Structured figure records
━━━━━━━━━━

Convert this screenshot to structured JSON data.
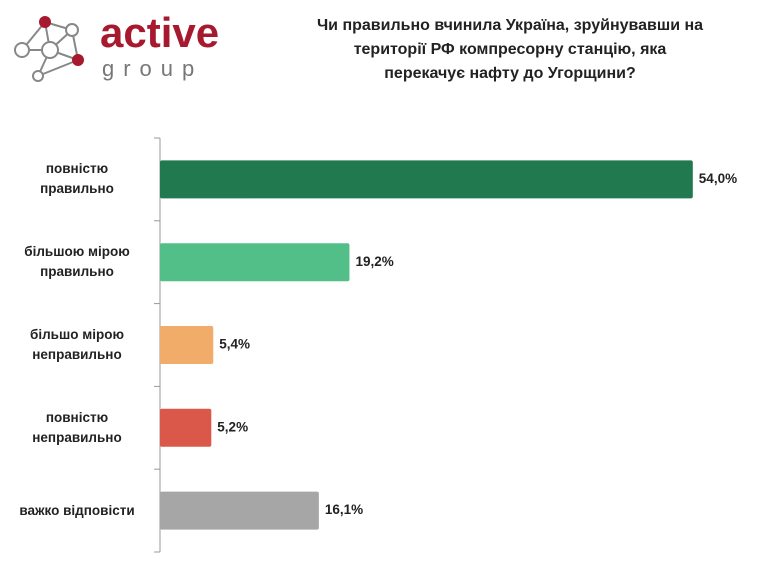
{
  "logo": {
    "name": "active",
    "subname": "group"
  },
  "chart_data": {
    "type": "bar",
    "orientation": "horizontal",
    "title": "Чи правильно вчинила Україна, зруйнувавши на\nтериторії РФ компресорну станцію, яка\nперекачує нафту до Угорщини?",
    "categories": [
      "повністю\nправильно",
      "більшою мірою\nправильно",
      "більшо мірою\nнеправильно",
      "повністю\nнеправильно",
      "важко відповісти"
    ],
    "values": [
      54.0,
      19.2,
      5.4,
      5.2,
      16.1
    ],
    "value_labels": [
      "54,0%",
      "19,2%",
      "5,4%",
      "5,2%",
      "16,1%"
    ],
    "colors": [
      "#217a4f",
      "#52be88",
      "#f2ac6a",
      "#d9584a",
      "#a6a6a6"
    ],
    "xlim": [
      0,
      60
    ]
  }
}
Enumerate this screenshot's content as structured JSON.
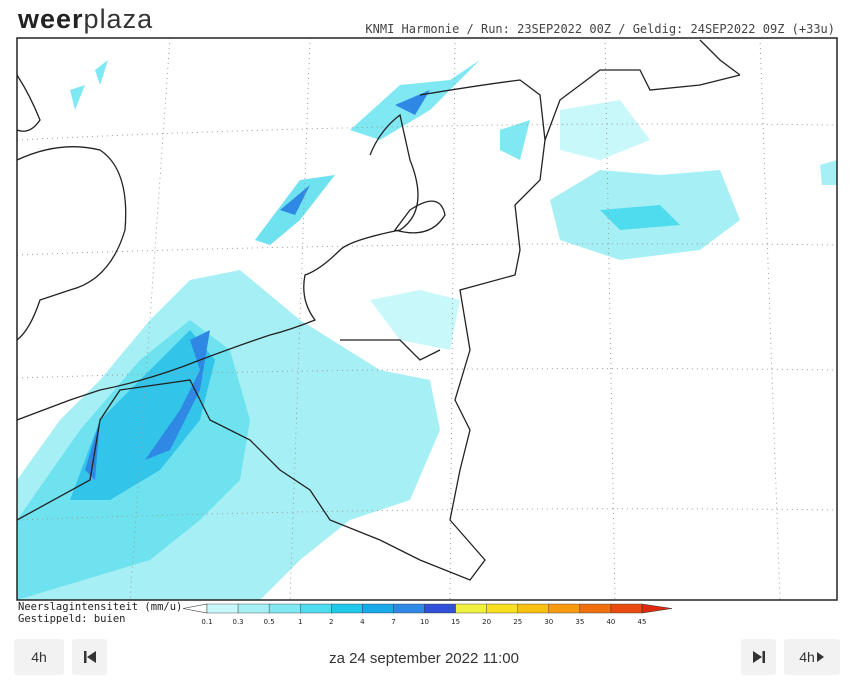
{
  "logo": {
    "part1": "weer",
    "part2": "plaza"
  },
  "header": {
    "run_info": "KNMI Harmonie / Run: 23SEP2022 00Z / Geldig: 24SEP2022 09Z (+33u)"
  },
  "legend": {
    "title": "Neerslagintensiteit (mm/u)",
    "subtitle": "Gestippeld: buien",
    "ticks": [
      0.1,
      0.3,
      0.5,
      1,
      2,
      4,
      7,
      10,
      15,
      20,
      25,
      30,
      35,
      40,
      45
    ],
    "colors": [
      "#ffffff",
      "#c8f8fa",
      "#a6f0f5",
      "#80e8f2",
      "#4fdcef",
      "#20c8ea",
      "#1aa8e8",
      "#2f88e4",
      "#3050d8",
      "#f0f040",
      "#f8e020",
      "#f8c010",
      "#f89a10",
      "#f07010",
      "#e84a10",
      "#e02a10"
    ]
  },
  "controls": {
    "back_step": "4h",
    "datetime": "za 24 september 2022 11:00",
    "forward_step": "4h"
  }
}
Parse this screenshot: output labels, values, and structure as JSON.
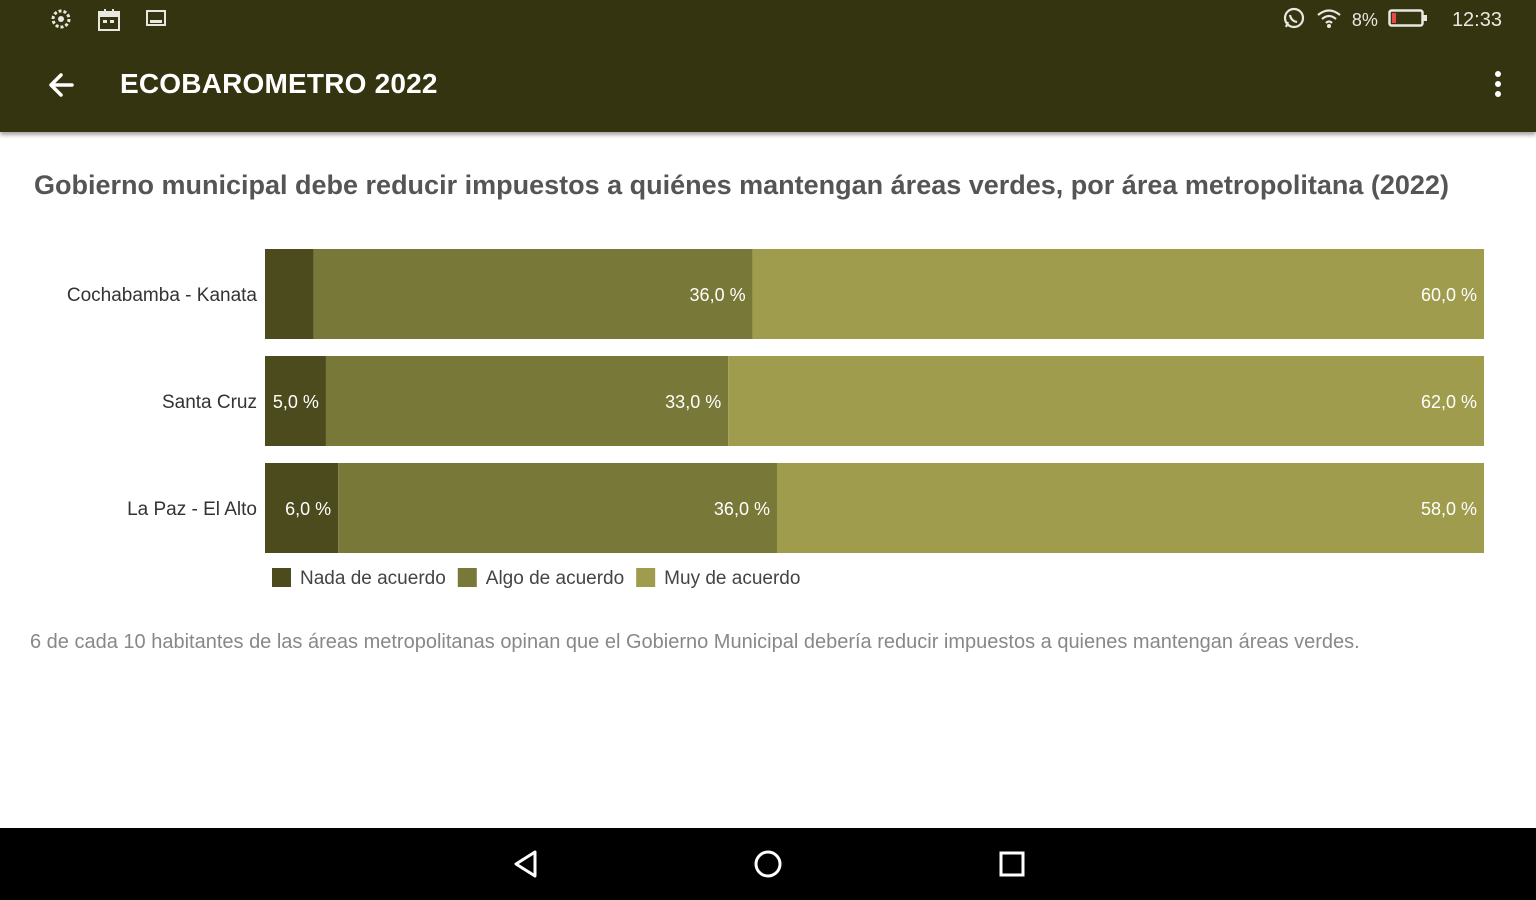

━━━━━━━━━━

> **GIVEN EXERCISE**
Filter the records above and return every line that holds the word "повністю".

> **RESPONSE TO THIS EXERCISE**
      "повністю\nправильно",
      "повністю\nнеправильно",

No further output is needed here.